Your goal: Repeat each line of the material below exactly as it appears, minus any pictures.

Raw records:

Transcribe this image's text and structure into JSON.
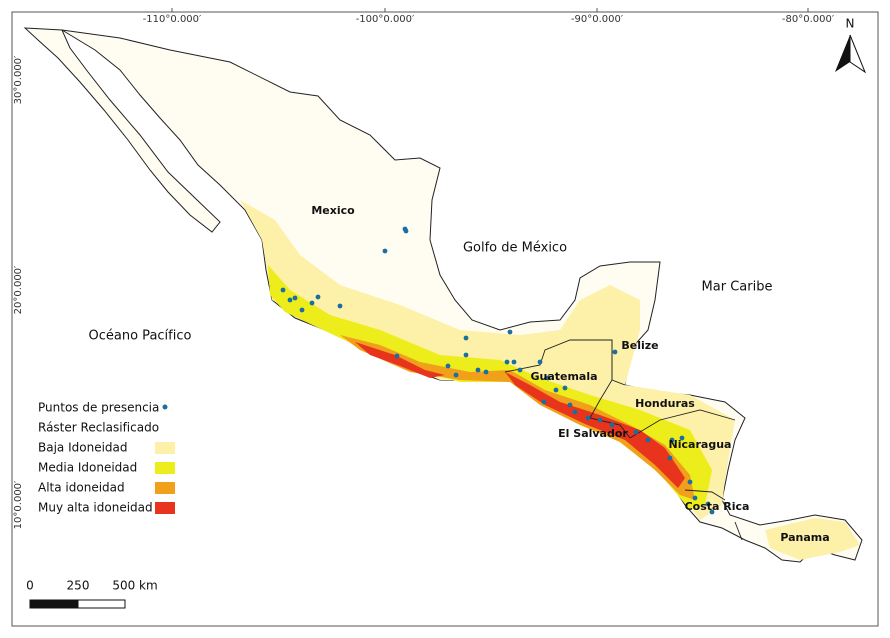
{
  "map": {
    "graticule": {
      "longitude": [
        "-110°0.000′",
        "-100°0.000′",
        "-90°0.000′",
        "-80°0.000′"
      ],
      "latitude": [
        "30°0.000′",
        "20°0.000′",
        "10°0.000′"
      ]
    },
    "north": "N",
    "water_labels": [
      "Golfo de México",
      "Mar Caribe",
      "Océano Pacífico"
    ],
    "country_labels": [
      "Mexico",
      "Belize",
      "Guatemala",
      "Honduras",
      "El Salvador",
      "Nicaragua",
      "Costa Rica",
      "Panama"
    ]
  },
  "legend": {
    "points": "Puntos de presencia",
    "raster_title": "Ráster Reclasificado",
    "classes": [
      {
        "label": "Baja Idoneidad",
        "color": "#fdf0a8"
      },
      {
        "label": "Media Idoneidad",
        "color": "#eded1c"
      },
      {
        "label": "Alta idoneidad",
        "color": "#f0a01a"
      },
      {
        "label": "Muy alta idoneidad",
        "color": "#e8341c"
      }
    ]
  },
  "scale_bar": {
    "labels": [
      "0",
      "250",
      "500 km"
    ]
  }
}
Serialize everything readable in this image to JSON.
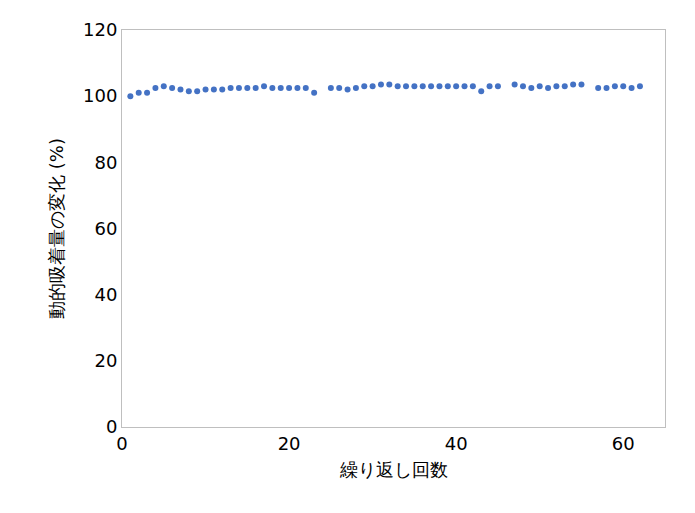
{
  "chart_data": {
    "type": "scatter",
    "x_label": "繰り返し回数",
    "y_label": "動的吸着量の変化 (%)",
    "x": [
      1,
      2,
      3,
      4,
      5,
      6,
      7,
      8,
      9,
      10,
      11,
      12,
      13,
      14,
      15,
      16,
      17,
      18,
      19,
      20,
      21,
      22,
      23,
      25,
      26,
      27,
      28,
      29,
      30,
      31,
      32,
      33,
      34,
      35,
      36,
      37,
      38,
      39,
      40,
      41,
      42,
      43,
      44,
      45,
      47,
      48,
      49,
      50,
      51,
      52,
      53,
      54,
      55,
      57,
      58,
      59,
      60,
      61,
      62
    ],
    "values": [
      100,
      101,
      101,
      102.5,
      103,
      102.5,
      102,
      101.5,
      101.5,
      102,
      102,
      102,
      102.5,
      102.5,
      102.5,
      102.5,
      103,
      102.5,
      102.5,
      102.5,
      102.5,
      102.5,
      101,
      102.5,
      102.5,
      102,
      102.5,
      103,
      103,
      103.5,
      103.5,
      103,
      103,
      103,
      103,
      103,
      103,
      103,
      103,
      103,
      103,
      101.5,
      103,
      103,
      103.5,
      103,
      102.5,
      103,
      102.5,
      103,
      103,
      103.5,
      103.5,
      102.5,
      102.5,
      103,
      103,
      102.5,
      103
    ],
    "color": "#4472c4",
    "marker": "circle",
    "xlim": [
      0,
      65
    ],
    "xticks": [
      0,
      20,
      40,
      60
    ],
    "ylim": [
      0,
      120
    ],
    "yticks": [
      0,
      20,
      40,
      60,
      80,
      100,
      120
    ],
    "grid": false
  }
}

Written solution:
Transcribe this image's text and structure into JSON.
{
  "map": {
    "graticule": {
      "longitude": [
        "-110°0.000′",
        "-100°0.000′",
        "-90°0.000′",
        "-80°0.000′"
      ],
      "latitude": [
        "30°0.000′",
        "20°0.000′",
        "10°0.000′"
      ]
    },
    "north": "N",
    "water_labels": [
      "Golfo de México",
      "Mar Caribe",
      "Océano Pacífico"
    ],
    "country_labels": [
      "Mexico",
      "Belize",
      "Guatemala",
      "Honduras",
      "El Salvador",
      "Nicaragua",
      "Costa Rica",
      "Panama"
    ]
  },
  "legend": {
    "points": "Puntos de presencia",
    "raster_title": "Ráster Reclasificado",
    "classes": [
      {
        "label": "Baja Idoneidad",
        "color": "#fdf0a8"
      },
      {
        "label": "Media Idoneidad",
        "color": "#eded1c"
      },
      {
        "label": "Alta idoneidad",
        "color": "#f0a01a"
      },
      {
        "label": "Muy alta idoneidad",
        "color": "#e8341c"
      }
    ]
  },
  "scale_bar": {
    "labels": [
      "0",
      "250",
      "500 km"
    ]
  }
}
Serialize everything readable in this image to JSON.
{
  "chart_data": {
    "type": "scatter",
    "x_label": "繰り返し回数",
    "y_label": "動的吸着量の変化 (%)",
    "x": [
      1,
      2,
      3,
      4,
      5,
      6,
      7,
      8,
      9,
      10,
      11,
      12,
      13,
      14,
      15,
      16,
      17,
      18,
      19,
      20,
      21,
      22,
      23,
      25,
      26,
      27,
      28,
      29,
      30,
      31,
      32,
      33,
      34,
      35,
      36,
      37,
      38,
      39,
      40,
      41,
      42,
      43,
      44,
      45,
      47,
      48,
      49,
      50,
      51,
      52,
      53,
      54,
      55,
      57,
      58,
      59,
      60,
      61,
      62
    ],
    "values": [
      100,
      101,
      101,
      102.5,
      103,
      102.5,
      102,
      101.5,
      101.5,
      102,
      102,
      102,
      102.5,
      102.5,
      102.5,
      102.5,
      103,
      102.5,
      102.5,
      102.5,
      102.5,
      102.5,
      101,
      102.5,
      102.5,
      102,
      102.5,
      103,
      103,
      103.5,
      103.5,
      103,
      103,
      103,
      103,
      103,
      103,
      103,
      103,
      103,
      103,
      101.5,
      103,
      103,
      103.5,
      103,
      102.5,
      103,
      102.5,
      103,
      103,
      103.5,
      103.5,
      102.5,
      102.5,
      103,
      103,
      102.5,
      103
    ],
    "color": "#4472c4",
    "marker": "circle",
    "xlim": [
      0,
      65
    ],
    "xticks": [
      0,
      20,
      40,
      60
    ],
    "ylim": [
      0,
      120
    ],
    "yticks": [
      0,
      20,
      40,
      60,
      80,
      100,
      120
    ],
    "grid": false
  }
}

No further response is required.